▶ [Data supplied]:
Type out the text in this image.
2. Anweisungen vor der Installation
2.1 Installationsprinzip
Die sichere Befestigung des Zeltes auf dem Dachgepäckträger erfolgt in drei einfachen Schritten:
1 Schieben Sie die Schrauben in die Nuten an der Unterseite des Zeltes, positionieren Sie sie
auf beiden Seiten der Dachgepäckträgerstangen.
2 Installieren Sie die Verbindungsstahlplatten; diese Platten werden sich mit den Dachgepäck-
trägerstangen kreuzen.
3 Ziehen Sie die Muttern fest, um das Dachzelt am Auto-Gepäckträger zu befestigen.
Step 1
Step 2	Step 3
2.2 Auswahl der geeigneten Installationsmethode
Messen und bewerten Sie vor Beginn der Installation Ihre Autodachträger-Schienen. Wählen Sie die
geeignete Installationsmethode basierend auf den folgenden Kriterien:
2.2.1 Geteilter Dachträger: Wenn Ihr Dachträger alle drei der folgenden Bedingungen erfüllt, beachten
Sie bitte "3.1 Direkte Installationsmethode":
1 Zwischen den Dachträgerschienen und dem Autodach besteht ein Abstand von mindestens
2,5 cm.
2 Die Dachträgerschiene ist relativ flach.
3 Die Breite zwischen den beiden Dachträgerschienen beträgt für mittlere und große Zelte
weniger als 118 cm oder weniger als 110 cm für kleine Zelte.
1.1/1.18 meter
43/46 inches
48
...
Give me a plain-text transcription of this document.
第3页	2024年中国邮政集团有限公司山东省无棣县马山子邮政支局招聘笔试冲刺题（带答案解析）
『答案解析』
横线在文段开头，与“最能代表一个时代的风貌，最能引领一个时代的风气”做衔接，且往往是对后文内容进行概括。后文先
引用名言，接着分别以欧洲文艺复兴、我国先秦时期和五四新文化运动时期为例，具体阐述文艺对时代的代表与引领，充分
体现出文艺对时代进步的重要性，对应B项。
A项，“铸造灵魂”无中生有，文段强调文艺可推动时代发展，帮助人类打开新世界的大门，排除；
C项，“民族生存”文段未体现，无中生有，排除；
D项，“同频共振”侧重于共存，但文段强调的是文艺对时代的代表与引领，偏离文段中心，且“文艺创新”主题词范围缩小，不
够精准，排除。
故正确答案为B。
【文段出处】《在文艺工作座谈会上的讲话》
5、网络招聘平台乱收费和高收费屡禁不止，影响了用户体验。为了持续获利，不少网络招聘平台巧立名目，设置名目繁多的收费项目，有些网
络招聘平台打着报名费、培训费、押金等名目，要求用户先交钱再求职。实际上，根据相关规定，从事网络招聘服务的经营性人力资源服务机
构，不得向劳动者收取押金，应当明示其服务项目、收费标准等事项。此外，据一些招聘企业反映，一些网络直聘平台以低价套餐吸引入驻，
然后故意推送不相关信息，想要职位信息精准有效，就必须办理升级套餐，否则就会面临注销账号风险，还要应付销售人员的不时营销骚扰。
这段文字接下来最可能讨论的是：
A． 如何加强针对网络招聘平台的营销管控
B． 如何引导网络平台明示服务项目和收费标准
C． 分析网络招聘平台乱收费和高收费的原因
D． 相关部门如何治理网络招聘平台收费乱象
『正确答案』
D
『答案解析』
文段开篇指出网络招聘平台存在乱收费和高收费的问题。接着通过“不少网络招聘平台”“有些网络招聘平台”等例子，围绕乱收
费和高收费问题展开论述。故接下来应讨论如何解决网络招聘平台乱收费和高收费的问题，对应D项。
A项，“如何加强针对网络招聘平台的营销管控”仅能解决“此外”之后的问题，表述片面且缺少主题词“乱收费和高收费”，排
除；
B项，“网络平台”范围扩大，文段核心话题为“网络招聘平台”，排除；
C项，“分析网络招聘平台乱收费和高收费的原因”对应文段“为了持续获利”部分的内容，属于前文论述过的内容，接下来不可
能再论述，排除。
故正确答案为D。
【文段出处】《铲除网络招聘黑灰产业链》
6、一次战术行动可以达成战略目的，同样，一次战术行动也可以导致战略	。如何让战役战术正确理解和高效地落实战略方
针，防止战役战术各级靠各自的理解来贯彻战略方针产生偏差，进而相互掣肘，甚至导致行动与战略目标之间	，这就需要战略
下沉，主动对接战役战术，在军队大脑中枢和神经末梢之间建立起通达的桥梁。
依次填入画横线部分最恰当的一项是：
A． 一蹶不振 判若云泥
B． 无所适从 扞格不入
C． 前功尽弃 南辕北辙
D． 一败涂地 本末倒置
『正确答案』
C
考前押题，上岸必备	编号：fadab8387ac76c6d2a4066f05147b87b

▶ [Task]: Give the number of lines in the material above that have the word "text" in them, and nothing more.

▶ [Full response]: 2